**Do this**
Repeat every entry in the listing below, exactly.

**Listed entries**

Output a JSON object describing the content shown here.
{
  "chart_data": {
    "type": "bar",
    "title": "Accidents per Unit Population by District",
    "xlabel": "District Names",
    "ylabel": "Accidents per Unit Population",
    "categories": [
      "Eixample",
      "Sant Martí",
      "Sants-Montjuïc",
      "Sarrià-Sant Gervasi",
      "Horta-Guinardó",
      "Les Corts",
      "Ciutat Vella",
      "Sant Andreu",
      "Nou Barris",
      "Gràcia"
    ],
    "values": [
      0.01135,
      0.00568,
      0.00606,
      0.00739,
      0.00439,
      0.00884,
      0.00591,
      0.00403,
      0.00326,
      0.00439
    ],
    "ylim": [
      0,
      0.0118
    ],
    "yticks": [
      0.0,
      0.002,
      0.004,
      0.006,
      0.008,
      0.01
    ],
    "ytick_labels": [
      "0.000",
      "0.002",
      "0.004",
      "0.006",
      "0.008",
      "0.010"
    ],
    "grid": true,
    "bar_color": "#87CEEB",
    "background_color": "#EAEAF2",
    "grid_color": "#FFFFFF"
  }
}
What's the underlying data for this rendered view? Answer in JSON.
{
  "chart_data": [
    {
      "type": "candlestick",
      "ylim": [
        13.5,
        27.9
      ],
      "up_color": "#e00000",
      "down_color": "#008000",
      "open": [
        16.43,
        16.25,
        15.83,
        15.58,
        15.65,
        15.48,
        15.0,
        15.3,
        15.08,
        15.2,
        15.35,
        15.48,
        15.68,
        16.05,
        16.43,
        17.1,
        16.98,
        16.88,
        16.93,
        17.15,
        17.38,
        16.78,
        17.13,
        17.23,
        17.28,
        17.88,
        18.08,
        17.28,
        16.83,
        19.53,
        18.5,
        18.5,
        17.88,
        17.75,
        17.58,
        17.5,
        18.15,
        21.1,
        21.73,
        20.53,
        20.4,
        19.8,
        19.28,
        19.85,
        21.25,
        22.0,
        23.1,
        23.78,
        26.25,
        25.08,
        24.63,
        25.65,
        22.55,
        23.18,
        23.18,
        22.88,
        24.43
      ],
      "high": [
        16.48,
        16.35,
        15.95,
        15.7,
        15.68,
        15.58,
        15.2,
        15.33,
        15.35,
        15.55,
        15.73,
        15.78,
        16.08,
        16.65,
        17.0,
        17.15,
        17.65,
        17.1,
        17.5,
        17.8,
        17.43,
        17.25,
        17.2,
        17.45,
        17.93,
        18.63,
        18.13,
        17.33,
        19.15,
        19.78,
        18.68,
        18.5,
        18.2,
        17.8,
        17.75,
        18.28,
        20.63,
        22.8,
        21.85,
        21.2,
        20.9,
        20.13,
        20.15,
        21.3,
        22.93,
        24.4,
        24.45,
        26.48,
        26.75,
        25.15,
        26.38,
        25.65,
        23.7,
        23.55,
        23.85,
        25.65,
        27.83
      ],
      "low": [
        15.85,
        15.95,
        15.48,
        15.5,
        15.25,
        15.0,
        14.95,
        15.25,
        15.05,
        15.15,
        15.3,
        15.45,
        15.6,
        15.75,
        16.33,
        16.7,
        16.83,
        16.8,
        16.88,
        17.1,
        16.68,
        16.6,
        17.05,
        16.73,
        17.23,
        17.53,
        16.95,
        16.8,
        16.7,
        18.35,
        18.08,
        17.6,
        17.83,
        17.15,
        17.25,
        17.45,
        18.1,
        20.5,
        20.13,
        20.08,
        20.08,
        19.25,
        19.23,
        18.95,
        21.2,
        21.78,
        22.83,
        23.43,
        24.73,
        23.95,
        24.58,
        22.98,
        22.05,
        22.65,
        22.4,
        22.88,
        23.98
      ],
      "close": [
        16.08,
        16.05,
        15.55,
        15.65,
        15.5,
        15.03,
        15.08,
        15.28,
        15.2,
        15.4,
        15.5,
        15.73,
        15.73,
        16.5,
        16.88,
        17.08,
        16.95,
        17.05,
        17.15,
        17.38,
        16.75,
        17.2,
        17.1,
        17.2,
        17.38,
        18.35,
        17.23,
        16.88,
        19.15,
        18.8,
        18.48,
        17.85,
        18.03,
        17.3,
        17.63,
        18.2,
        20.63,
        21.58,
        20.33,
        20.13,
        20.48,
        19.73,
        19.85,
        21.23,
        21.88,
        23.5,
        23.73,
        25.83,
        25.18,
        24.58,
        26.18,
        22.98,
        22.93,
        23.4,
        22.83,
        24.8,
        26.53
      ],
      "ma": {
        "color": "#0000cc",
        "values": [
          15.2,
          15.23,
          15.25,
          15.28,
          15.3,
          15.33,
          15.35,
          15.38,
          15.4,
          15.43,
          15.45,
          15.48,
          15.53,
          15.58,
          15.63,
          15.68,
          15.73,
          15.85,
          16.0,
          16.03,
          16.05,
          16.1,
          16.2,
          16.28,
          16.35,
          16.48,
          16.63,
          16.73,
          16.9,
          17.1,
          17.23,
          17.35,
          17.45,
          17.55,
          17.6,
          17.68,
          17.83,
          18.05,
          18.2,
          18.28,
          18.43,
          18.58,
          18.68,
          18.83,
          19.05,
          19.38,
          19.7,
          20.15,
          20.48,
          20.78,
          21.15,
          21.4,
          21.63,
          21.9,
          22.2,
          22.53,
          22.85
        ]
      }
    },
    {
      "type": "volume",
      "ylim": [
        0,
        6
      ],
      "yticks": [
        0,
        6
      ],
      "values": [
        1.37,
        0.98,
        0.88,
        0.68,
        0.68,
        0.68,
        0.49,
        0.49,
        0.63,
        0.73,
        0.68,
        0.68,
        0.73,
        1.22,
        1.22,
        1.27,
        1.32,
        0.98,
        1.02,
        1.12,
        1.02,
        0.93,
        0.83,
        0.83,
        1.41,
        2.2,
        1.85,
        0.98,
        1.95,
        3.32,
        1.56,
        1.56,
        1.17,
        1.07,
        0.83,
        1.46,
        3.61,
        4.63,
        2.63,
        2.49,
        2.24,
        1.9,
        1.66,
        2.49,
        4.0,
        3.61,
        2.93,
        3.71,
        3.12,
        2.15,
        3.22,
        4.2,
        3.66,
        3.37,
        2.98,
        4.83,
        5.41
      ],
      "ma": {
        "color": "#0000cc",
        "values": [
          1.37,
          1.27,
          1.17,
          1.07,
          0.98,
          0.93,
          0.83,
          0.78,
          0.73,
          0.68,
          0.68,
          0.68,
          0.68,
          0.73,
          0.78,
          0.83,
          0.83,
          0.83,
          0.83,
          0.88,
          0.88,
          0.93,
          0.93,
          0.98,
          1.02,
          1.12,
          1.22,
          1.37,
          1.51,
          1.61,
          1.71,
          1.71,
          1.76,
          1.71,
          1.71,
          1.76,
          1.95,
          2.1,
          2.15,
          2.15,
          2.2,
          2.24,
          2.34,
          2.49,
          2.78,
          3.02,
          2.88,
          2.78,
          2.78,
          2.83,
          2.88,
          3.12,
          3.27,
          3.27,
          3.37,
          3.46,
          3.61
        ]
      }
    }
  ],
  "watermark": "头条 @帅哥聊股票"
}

**Response**
Output a JSON object describing the content shown here.
{
  "chart_data": {
    "type": "bar",
    "title": "Accidents per Unit Population by District",
    "xlabel": "District Names",
    "ylabel": "Accidents per Unit Population",
    "categories": [
      "Eixample",
      "Sant Martí",
      "Sants-Montjuïc",
      "Sarrià-Sant Gervasi",
      "Horta-Guinardó",
      "Les Corts",
      "Ciutat Vella",
      "Sant Andreu",
      "Nou Barris",
      "Gràcia"
    ],
    "values": [
      0.01135,
      0.00568,
      0.00606,
      0.00739,
      0.00439,
      0.00884,
      0.00591,
      0.00403,
      0.00326,
      0.00439
    ],
    "ylim": [
      0,
      0.0118
    ],
    "yticks": [
      0.0,
      0.002,
      0.004,
      0.006,
      0.008,
      0.01
    ],
    "ytick_labels": [
      "0.000",
      "0.002",
      "0.004",
      "0.006",
      "0.008",
      "0.010"
    ],
    "grid": true,
    "bar_color": "#87CEEB",
    "background_color": "#EAEAF2",
    "grid_color": "#FFFFFF"
  }
}
What's the underlying data for this rendered view? Answer in JSON.
{
  "chart_data": [
    {
      "type": "candlestick",
      "ylim": [
        13.5,
        27.9
      ],
      "up_color": "#e00000",
      "down_color": "#008000",
      "open": [
        16.43,
        16.25,
        15.83,
        15.58,
        15.65,
        15.48,
        15.0,
        15.3,
        15.08,
        15.2,
        15.35,
        15.48,
        15.68,
        16.05,
        16.43,
        17.1,
        16.98,
        16.88,
        16.93,
        17.15,
        17.38,
        16.78,
        17.13,
        17.23,
        17.28,
        17.88,
        18.08,
        17.28,
        16.83,
        19.53,
        18.5,
        18.5,
        17.88,
        17.75,
        17.58,
        17.5,
        18.15,
        21.1,
        21.73,
        20.53,
        20.4,
        19.8,
        19.28,
        19.85,
        21.25,
        22.0,
        23.1,
        23.78,
        26.25,
        25.08,
        24.63,
        25.65,
        22.55,
        23.18,
        23.18,
        22.88,
        24.43
      ],
      "high": [
        16.48,
        16.35,
        15.95,
        15.7,
        15.68,
        15.58,
        15.2,
        15.33,
        15.35,
        15.55,
        15.73,
        15.78,
        16.08,
        16.65,
        17.0,
        17.15,
        17.65,
        17.1,
        17.5,
        17.8,
        17.43,
        17.25,
        17.2,
        17.45,
        17.93,
        18.63,
        18.13,
        17.33,
        19.15,
        19.78,
        18.68,
        18.5,
        18.2,
        17.8,
        17.75,
        18.28,
        20.63,
        22.8,
        21.85,
        21.2,
        20.9,
        20.13,
        20.15,
        21.3,
        22.93,
        24.4,
        24.45,
        26.48,
        26.75,
        25.15,
        26.38,
        25.65,
        23.7,
        23.55,
        23.85,
        25.65,
        27.83
      ],
      "low": [
        15.85,
        15.95,
        15.48,
        15.5,
        15.25,
        15.0,
        14.95,
        15.25,
        15.05,
        15.15,
        15.3,
        15.45,
        15.6,
        15.75,
        16.33,
        16.7,
        16.83,
        16.8,
        16.88,
        17.1,
        16.68,
        16.6,
        17.05,
        16.73,
        17.23,
        17.53,
        16.95,
        16.8,
        16.7,
        18.35,
        18.08,
        17.6,
        17.83,
        17.15,
        17.25,
        17.45,
        18.1,
        20.5,
        20.13,
        20.08,
        20.08,
        19.25,
        19.23,
        18.95,
        21.2,
        21.78,
        22.83,
        23.43,
        24.73,
        23.95,
        24.58,
        22.98,
        22.05,
        22.65,
        22.4,
        22.88,
        23.98
      ],
      "close": [
        16.08,
        16.05,
        15.55,
        15.65,
        15.5,
        15.03,
        15.08,
        15.28,
        15.2,
        15.4,
        15.5,
        15.73,
        15.73,
        16.5,
        16.88,
        17.08,
        16.95,
        17.05,
        17.15,
        17.38,
        16.75,
        17.2,
        17.1,
        17.2,
        17.38,
        18.35,
        17.23,
        16.88,
        19.15,
        18.8,
        18.48,
        17.85,
        18.03,
        17.3,
        17.63,
        18.2,
        20.63,
        21.58,
        20.33,
        20.13,
        20.48,
        19.73,
        19.85,
        21.23,
        21.88,
        23.5,
        23.73,
        25.83,
        25.18,
        24.58,
        26.18,
        22.98,
        22.93,
        23.4,
        22.83,
        24.8,
        26.53
      ],
      "ma": {
        "color": "#0000cc",
        "values": [
          15.2,
          15.23,
          15.25,
          15.28,
          15.3,
          15.33,
          15.35,
          15.38,
          15.4,
          15.43,
          15.45,
          15.48,
          15.53,
          15.58,
          15.63,
          15.68,
          15.73,
          15.85,
          16.0,
          16.03,
          16.05,
          16.1,
          16.2,
          16.28,
          16.35,
          16.48,
          16.63,
          16.73,
          16.9,
          17.1,
          17.23,
          17.35,
          17.45,
          17.55,
          17.6,
          17.68,
          17.83,
          18.05,
          18.2,
          18.28,
          18.43,
          18.58,
          18.68,
          18.83,
          19.05,
          19.38,
          19.7,
          20.15,
          20.48,
          20.78,
          21.15,
          21.4,
          21.63,
          21.9,
          22.2,
          22.53,
          22.85
        ]
      }
    },
    {
      "type": "volume",
      "ylim": [
        0,
        6
      ],
      "yticks": [
        0,
        6
      ],
      "values": [
        1.37,
        0.98,
        0.88,
        0.68,
        0.68,
        0.68,
        0.49,
        0.49,
        0.63,
        0.73,
        0.68,
        0.68,
        0.73,
        1.22,
        1.22,
        1.27,
        1.32,
        0.98,
        1.02,
        1.12,
        1.02,
        0.93,
        0.83,
        0.83,
        1.41,
        2.2,
        1.85,
        0.98,
        1.95,
        3.32,
        1.56,
        1.56,
        1.17,
        1.07,
        0.83,
        1.46,
        3.61,
        4.63,
        2.63,
        2.49,
        2.24,
        1.9,
        1.66,
        2.49,
        4.0,
        3.61,
        2.93,
        3.71,
        3.12,
        2.15,
        3.22,
        4.2,
        3.66,
        3.37,
        2.98,
        4.83,
        5.41
      ],
      "ma": {
        "color": "#0000cc",
        "values": [
          1.37,
          1.27,
          1.17,
          1.07,
          0.98,
          0.93,
          0.83,
          0.78,
          0.73,
          0.68,
          0.68,
          0.68,
          0.68,
          0.73,
          0.78,
          0.83,
          0.83,
          0.83,
          0.83,
          0.88,
          0.88,
          0.93,
          0.93,
          0.98,
          1.02,
          1.12,
          1.22,
          1.37,
          1.51,
          1.61,
          1.71,
          1.71,
          1.76,
          1.71,
          1.71,
          1.76,
          1.95,
          2.1,
          2.15,
          2.15,
          2.2,
          2.24,
          2.34,
          2.49,
          2.78,
          3.02,
          2.88,
          2.78,
          2.78,
          2.83,
          2.88,
          3.12,
          3.27,
          3.27,
          3.37,
          3.46,
          3.61
        ]
      }
    }
  ],
  "watermark": "头条 @帅哥聊股票"
}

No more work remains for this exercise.